Skip the pictures. Repeat everything else in the records word for word.

= LISTED RECORDS =
+-------+

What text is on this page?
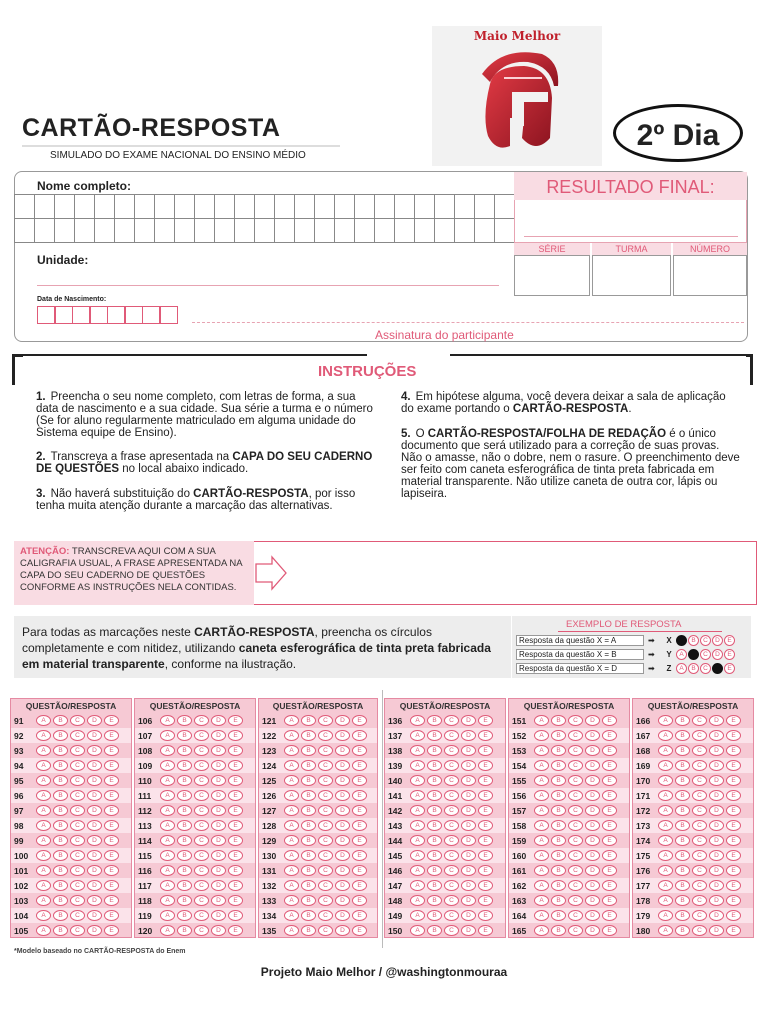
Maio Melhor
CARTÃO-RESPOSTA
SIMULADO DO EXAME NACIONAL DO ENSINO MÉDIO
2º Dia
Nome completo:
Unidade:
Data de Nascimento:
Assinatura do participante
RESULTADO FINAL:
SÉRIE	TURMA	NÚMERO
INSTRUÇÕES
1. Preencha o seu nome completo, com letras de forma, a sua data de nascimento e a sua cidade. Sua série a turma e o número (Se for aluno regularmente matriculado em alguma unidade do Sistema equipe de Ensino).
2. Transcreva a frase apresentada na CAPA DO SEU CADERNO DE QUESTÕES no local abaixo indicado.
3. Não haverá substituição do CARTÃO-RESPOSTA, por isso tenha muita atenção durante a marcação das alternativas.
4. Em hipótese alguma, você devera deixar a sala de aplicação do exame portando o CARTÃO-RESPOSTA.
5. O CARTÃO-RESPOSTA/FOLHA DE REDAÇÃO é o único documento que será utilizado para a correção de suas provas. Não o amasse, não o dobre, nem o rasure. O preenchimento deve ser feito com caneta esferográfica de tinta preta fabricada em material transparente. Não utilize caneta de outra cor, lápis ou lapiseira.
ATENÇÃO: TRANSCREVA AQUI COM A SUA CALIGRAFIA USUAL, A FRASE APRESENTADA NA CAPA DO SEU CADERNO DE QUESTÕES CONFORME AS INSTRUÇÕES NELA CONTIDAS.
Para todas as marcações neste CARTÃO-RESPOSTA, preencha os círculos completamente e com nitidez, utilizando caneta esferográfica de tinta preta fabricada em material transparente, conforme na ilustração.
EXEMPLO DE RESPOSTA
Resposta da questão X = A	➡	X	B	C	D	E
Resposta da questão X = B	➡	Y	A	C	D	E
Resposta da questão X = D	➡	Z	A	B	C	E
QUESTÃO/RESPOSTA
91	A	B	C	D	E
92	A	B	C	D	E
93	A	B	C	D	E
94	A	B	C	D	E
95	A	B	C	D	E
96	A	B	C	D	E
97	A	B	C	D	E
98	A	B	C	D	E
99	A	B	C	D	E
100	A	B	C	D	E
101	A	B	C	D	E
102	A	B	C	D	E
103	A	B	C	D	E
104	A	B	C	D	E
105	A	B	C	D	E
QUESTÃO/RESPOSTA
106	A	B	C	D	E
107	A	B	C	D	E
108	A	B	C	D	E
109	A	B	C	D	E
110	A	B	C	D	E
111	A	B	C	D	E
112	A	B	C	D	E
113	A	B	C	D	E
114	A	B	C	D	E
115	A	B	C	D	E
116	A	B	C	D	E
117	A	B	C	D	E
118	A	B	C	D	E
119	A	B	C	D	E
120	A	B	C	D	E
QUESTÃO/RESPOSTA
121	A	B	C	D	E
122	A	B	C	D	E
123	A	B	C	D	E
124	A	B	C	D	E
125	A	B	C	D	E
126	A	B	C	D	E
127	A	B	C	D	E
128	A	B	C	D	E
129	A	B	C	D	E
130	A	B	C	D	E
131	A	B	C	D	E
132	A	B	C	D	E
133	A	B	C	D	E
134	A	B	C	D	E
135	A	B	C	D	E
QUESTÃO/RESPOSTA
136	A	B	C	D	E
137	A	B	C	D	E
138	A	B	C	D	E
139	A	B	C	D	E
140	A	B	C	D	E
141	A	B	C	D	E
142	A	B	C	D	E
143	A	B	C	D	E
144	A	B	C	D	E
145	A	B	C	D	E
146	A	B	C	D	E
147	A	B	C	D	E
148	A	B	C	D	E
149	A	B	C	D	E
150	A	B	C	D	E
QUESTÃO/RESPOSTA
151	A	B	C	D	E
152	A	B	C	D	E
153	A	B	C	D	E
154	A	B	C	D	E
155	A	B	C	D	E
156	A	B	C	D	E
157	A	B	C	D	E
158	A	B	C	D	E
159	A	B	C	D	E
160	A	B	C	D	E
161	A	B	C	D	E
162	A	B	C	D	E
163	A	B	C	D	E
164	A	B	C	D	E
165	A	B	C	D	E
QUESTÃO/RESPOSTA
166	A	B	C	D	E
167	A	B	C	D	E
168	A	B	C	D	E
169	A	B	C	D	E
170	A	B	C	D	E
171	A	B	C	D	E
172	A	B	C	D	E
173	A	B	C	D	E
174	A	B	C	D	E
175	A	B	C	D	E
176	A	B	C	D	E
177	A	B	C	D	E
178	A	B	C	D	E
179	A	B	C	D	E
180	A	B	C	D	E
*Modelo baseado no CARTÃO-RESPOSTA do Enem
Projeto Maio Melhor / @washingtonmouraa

+-------+

= SOLUTION =
What text is on this page?
Maio Melhor
CARTÃO-RESPOSTA
SIMULADO DO EXAME NACIONAL DO ENSINO MÉDIO
2º Dia
Nome completo:
Unidade:
Data de Nascimento:
Assinatura do participante
RESULTADO FINAL:
SÉRIE	TURMA	NÚMERO
INSTRUÇÕES
1. Preencha o seu nome completo, com letras de forma, a sua data de nascimento e a sua cidade. Sua série a turma e o número (Se for aluno regularmente matriculado em alguma unidade do Sistema equipe de Ensino).
2. Transcreva a frase apresentada na CAPA DO SEU CADERNO DE QUESTÕES no local abaixo indicado.
3. Não haverá substituição do CARTÃO-RESPOSTA, por isso tenha muita atenção durante a marcação das alternativas.
4. Em hipótese alguma, você devera deixar a sala de aplicação do exame portando o CARTÃO-RESPOSTA.
5. O CARTÃO-RESPOSTA/FOLHA DE REDAÇÃO é o único documento que será utilizado para a correção de suas provas. Não o amasse, não o dobre, nem o rasure. O preenchimento deve ser feito com caneta esferográfica de tinta preta fabricada em material transparente. Não utilize caneta de outra cor, lápis ou lapiseira.
ATENÇÃO: TRANSCREVA AQUI COM A SUA CALIGRAFIA USUAL, A FRASE APRESENTADA NA CAPA DO SEU CADERNO DE QUESTÕES CONFORME AS INSTRUÇÕES NELA CONTIDAS.
Para todas as marcações neste CARTÃO-RESPOSTA, preencha os círculos completamente e com nitidez, utilizando caneta esferográfica de tinta preta fabricada em material transparente, conforme na ilustração.
EXEMPLO DE RESPOSTA
Resposta da questão X = A	➡	X	B	C	D	E
Resposta da questão X = B	➡	Y	A	C	D	E
Resposta da questão X = D	➡	Z	A	B	C	E
QUESTÃO/RESPOSTA
91	A	B	C	D	E
92	A	B	C	D	E
93	A	B	C	D	E
94	A	B	C	D	E
95	A	B	C	D	E
96	A	B	C	D	E
97	A	B	C	D	E
98	A	B	C	D	E
99	A	B	C	D	E
100	A	B	C	D	E
101	A	B	C	D	E
102	A	B	C	D	E
103	A	B	C	D	E
104	A	B	C	D	E
105	A	B	C	D	E
QUESTÃO/RESPOSTA
106	A	B	C	D	E
107	A	B	C	D	E
108	A	B	C	D	E
109	A	B	C	D	E
110	A	B	C	D	E
111	A	B	C	D	E
112	A	B	C	D	E
113	A	B	C	D	E
114	A	B	C	D	E
115	A	B	C	D	E
116	A	B	C	D	E
117	A	B	C	D	E
118	A	B	C	D	E
119	A	B	C	D	E
120	A	B	C	D	E
QUESTÃO/RESPOSTA
121	A	B	C	D	E
122	A	B	C	D	E
123	A	B	C	D	E
124	A	B	C	D	E
125	A	B	C	D	E
126	A	B	C	D	E
127	A	B	C	D	E
128	A	B	C	D	E
129	A	B	C	D	E
130	A	B	C	D	E
131	A	B	C	D	E
132	A	B	C	D	E
133	A	B	C	D	E
134	A	B	C	D	E
135	A	B	C	D	E
QUESTÃO/RESPOSTA
136	A	B	C	D	E
137	A	B	C	D	E
138	A	B	C	D	E
139	A	B	C	D	E
140	A	B	C	D	E
141	A	B	C	D	E
142	A	B	C	D	E
143	A	B	C	D	E
144	A	B	C	D	E
145	A	B	C	D	E
146	A	B	C	D	E
147	A	B	C	D	E
148	A	B	C	D	E
149	A	B	C	D	E
150	A	B	C	D	E
QUESTÃO/RESPOSTA
151	A	B	C	D	E
152	A	B	C	D	E
153	A	B	C	D	E
154	A	B	C	D	E
155	A	B	C	D	E
156	A	B	C	D	E
157	A	B	C	D	E
158	A	B	C	D	E
159	A	B	C	D	E
160	A	B	C	D	E
161	A	B	C	D	E
162	A	B	C	D	E
163	A	B	C	D	E
164	A	B	C	D	E
165	A	B	C	D	E
QUESTÃO/RESPOSTA
166	A	B	C	D	E
167	A	B	C	D	E
168	A	B	C	D	E
169	A	B	C	D	E
170	A	B	C	D	E
171	A	B	C	D	E
172	A	B	C	D	E
173	A	B	C	D	E
174	A	B	C	D	E
175	A	B	C	D	E
176	A	B	C	D	E
177	A	B	C	D	E
178	A	B	C	D	E
179	A	B	C	D	E
180	A	B	C	D	E
*Modelo baseado no CARTÃO-RESPOSTA do Enem
Projeto Maio Melhor / @washingtonmouraa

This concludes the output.